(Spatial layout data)
########################################
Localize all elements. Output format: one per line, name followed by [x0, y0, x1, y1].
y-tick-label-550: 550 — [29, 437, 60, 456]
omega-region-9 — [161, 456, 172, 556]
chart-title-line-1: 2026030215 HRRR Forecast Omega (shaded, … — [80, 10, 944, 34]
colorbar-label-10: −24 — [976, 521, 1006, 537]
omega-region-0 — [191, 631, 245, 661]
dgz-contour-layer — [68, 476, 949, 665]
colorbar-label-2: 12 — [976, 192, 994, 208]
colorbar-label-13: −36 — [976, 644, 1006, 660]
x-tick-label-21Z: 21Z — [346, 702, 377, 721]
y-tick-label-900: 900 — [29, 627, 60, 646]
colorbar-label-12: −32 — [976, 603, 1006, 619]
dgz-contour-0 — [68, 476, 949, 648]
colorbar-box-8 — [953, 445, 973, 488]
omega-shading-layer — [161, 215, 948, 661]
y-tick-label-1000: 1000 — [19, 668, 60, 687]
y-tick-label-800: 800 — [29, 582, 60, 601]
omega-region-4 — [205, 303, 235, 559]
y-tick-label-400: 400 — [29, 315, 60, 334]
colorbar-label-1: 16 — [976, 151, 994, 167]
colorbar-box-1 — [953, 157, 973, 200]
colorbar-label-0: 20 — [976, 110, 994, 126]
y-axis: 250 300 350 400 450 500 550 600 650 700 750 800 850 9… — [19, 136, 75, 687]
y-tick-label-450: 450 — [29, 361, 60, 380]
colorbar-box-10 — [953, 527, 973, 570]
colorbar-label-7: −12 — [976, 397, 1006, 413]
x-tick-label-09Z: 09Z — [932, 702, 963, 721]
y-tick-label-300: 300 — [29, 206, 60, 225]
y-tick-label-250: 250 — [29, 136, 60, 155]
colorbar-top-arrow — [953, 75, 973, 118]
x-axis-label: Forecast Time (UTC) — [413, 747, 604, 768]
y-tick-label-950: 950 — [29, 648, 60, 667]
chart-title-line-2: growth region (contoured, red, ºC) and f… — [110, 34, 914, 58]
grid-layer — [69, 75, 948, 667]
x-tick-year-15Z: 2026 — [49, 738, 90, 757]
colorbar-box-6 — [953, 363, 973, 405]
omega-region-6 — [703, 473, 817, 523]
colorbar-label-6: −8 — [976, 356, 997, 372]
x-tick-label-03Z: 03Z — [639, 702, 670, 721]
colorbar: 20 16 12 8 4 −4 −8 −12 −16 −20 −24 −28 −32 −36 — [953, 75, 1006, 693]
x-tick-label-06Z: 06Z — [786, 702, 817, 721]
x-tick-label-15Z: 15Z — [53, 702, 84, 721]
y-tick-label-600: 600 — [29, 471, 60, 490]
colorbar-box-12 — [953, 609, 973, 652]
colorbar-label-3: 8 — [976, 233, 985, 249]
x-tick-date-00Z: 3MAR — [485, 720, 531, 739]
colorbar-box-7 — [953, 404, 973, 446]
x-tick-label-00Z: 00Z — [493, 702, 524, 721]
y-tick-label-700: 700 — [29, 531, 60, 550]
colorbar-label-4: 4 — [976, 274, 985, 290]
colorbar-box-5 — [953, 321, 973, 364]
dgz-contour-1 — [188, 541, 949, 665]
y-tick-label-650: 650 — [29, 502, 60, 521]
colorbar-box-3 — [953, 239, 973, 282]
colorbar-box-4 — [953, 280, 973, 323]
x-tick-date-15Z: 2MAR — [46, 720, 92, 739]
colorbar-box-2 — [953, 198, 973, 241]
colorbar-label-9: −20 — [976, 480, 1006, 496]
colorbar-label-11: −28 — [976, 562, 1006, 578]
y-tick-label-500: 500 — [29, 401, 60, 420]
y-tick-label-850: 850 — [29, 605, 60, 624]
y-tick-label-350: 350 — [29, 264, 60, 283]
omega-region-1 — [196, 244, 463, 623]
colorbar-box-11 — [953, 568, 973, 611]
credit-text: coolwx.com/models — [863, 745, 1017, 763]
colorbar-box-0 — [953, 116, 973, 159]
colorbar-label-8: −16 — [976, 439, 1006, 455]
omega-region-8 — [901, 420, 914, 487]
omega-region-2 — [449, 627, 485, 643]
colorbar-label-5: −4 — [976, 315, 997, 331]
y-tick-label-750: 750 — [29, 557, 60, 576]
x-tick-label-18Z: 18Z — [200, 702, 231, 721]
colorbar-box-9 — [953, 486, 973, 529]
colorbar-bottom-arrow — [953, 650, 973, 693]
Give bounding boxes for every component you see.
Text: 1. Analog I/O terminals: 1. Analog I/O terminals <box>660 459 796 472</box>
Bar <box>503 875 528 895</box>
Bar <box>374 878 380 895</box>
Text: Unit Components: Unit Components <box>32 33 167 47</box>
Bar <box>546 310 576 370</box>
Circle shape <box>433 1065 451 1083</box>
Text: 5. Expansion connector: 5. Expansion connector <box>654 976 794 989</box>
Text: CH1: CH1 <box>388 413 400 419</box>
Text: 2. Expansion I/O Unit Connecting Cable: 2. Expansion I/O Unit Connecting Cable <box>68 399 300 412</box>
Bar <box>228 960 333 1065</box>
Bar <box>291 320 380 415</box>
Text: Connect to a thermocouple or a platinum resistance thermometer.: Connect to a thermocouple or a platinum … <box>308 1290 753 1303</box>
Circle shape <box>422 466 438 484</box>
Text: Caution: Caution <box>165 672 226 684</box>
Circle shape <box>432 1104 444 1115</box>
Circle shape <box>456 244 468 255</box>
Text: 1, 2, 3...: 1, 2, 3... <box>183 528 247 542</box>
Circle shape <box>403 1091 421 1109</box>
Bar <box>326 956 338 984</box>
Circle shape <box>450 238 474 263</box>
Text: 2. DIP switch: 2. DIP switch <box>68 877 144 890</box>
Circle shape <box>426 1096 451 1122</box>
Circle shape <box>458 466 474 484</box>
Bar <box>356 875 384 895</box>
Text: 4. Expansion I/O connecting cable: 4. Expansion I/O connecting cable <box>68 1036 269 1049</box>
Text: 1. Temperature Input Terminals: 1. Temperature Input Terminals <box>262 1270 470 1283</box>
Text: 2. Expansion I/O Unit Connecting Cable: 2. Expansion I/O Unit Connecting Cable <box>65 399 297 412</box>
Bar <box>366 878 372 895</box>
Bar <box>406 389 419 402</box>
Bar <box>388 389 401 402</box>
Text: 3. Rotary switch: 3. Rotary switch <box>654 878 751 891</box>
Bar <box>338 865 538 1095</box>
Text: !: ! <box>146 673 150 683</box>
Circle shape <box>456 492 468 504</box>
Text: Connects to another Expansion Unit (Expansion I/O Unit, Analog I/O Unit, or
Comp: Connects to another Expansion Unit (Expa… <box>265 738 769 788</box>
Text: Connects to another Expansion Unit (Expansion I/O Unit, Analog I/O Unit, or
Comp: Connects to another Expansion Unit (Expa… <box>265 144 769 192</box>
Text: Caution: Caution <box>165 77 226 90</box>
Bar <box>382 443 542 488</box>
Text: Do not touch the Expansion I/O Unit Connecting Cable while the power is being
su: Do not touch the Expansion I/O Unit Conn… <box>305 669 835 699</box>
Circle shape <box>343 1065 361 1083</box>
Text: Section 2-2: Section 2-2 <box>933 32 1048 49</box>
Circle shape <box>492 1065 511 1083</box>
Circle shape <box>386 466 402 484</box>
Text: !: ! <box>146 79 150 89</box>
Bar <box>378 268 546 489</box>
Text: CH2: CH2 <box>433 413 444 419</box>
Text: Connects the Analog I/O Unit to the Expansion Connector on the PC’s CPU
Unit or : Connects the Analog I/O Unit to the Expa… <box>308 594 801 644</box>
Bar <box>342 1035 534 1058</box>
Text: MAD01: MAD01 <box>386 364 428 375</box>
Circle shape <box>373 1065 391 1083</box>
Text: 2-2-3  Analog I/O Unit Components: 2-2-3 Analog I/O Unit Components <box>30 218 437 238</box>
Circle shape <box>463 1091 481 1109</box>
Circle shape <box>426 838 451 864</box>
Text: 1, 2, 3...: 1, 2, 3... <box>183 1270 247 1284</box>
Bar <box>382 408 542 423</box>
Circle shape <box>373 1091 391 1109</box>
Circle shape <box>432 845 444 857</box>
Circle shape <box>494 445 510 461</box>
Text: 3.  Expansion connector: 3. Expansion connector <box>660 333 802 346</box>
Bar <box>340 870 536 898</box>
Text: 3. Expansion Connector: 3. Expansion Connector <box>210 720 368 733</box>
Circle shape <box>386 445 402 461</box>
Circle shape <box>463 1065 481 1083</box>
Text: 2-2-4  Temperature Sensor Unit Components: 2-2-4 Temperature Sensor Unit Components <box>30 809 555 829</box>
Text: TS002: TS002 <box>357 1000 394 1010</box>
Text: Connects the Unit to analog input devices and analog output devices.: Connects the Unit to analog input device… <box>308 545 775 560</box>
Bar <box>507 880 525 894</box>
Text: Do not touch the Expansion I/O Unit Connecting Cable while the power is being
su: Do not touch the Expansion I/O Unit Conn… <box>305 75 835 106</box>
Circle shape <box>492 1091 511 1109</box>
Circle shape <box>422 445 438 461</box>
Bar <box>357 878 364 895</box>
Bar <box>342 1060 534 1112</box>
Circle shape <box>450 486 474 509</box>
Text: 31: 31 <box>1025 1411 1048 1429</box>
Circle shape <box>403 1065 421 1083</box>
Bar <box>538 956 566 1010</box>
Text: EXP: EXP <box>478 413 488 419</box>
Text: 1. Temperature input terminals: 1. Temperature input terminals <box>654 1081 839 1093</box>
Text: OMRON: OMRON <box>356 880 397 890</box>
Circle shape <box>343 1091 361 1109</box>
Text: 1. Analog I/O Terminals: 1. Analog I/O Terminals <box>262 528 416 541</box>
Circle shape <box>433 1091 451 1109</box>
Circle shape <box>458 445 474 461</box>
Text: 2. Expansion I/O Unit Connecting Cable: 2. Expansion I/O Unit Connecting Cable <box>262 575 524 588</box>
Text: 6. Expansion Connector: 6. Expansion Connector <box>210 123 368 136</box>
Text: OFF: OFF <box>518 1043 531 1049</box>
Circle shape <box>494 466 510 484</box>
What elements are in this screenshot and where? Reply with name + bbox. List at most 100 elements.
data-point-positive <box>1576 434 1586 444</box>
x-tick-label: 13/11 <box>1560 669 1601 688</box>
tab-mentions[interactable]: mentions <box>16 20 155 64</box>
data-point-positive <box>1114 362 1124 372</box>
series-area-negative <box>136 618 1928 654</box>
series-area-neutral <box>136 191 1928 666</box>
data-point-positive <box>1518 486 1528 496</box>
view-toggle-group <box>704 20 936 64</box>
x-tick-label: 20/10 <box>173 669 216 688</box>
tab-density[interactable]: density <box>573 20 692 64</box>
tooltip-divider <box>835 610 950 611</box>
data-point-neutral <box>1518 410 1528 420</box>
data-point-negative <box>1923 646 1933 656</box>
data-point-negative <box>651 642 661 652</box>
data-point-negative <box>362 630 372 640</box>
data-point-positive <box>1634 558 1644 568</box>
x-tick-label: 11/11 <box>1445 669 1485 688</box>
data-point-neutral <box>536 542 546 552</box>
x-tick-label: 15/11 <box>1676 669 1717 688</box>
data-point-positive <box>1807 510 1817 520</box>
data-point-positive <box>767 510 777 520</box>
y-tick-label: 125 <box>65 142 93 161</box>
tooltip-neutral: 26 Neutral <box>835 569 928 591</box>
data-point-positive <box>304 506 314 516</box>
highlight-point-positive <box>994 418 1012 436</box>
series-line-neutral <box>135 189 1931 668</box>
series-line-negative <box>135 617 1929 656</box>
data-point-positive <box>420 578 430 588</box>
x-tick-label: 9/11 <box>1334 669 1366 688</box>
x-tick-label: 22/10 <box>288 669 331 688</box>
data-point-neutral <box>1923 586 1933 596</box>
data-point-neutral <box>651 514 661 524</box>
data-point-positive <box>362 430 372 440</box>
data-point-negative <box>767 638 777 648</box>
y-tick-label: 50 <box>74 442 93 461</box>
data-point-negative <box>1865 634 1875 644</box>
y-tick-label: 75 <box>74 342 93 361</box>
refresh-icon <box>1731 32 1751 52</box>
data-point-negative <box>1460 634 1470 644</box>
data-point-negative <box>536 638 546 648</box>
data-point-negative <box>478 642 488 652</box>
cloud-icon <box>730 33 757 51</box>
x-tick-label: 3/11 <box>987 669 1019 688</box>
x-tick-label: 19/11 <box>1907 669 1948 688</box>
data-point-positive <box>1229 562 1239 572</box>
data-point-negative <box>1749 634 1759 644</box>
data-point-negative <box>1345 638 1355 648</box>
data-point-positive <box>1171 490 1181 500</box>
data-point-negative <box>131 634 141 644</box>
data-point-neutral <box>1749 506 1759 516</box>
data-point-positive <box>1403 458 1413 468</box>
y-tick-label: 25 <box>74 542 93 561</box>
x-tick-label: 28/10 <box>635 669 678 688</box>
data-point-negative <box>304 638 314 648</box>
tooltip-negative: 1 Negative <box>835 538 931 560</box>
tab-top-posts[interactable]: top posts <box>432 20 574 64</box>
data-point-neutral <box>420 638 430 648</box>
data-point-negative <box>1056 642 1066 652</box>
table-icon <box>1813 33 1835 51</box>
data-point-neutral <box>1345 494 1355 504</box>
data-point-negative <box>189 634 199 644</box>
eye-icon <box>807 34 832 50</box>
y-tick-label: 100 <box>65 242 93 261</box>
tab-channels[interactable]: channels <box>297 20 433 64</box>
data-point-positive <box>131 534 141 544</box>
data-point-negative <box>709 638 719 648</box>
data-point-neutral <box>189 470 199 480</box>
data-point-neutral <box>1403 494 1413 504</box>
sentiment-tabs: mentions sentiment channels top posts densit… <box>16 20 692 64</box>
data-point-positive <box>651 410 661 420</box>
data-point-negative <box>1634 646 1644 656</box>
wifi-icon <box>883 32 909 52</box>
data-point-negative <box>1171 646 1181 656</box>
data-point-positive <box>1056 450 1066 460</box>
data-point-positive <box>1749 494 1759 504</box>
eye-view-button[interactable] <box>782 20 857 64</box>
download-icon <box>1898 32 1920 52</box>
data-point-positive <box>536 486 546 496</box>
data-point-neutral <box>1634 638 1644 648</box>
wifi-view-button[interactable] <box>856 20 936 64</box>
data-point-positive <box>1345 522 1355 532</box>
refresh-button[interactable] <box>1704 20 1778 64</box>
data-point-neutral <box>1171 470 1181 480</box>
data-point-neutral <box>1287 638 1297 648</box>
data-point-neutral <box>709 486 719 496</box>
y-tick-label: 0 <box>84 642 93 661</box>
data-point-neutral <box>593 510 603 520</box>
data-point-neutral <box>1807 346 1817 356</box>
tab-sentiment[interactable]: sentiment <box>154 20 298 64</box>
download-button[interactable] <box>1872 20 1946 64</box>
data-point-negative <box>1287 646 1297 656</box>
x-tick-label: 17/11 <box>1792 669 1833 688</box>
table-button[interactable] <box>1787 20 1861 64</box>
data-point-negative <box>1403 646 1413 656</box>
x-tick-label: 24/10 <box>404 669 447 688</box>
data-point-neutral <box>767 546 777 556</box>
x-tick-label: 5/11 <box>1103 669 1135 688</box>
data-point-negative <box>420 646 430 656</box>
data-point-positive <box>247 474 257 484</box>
########################################
From the start of the items up to and including the line with "y-tick-label-1000: 1000 — [19, 668, 60, 687]", rename "colorbar-label" to "legend-label" and give those lines again with nothing else changed.

OUTPUT OF THE TASK:
Localize all elements. Output format: one per line, name followed by [x0, y0, x1, y1].
y-tick-label-550: 550 — [29, 437, 60, 456]
omega-region-9 — [161, 456, 172, 556]
chart-title-line-1: 2026030215 HRRR Forecast Omega (shaded, … — [80, 10, 944, 34]
legend-label-10: −24 — [976, 521, 1006, 537]
omega-region-0 — [191, 631, 245, 661]
dgz-contour-layer — [68, 476, 949, 665]
legend-label-2: 12 — [976, 192, 994, 208]
legend-label-13: −36 — [976, 644, 1006, 660]
x-tick-label-21Z: 21Z — [346, 702, 377, 721]
y-tick-label-900: 900 — [29, 627, 60, 646]
legend-label-12: −32 — [976, 603, 1006, 619]
dgz-contour-0 — [68, 476, 949, 648]
colorbar-box-8 — [953, 445, 973, 488]
omega-shading-layer — [161, 215, 948, 661]
y-tick-label-1000: 1000 — [19, 668, 60, 687]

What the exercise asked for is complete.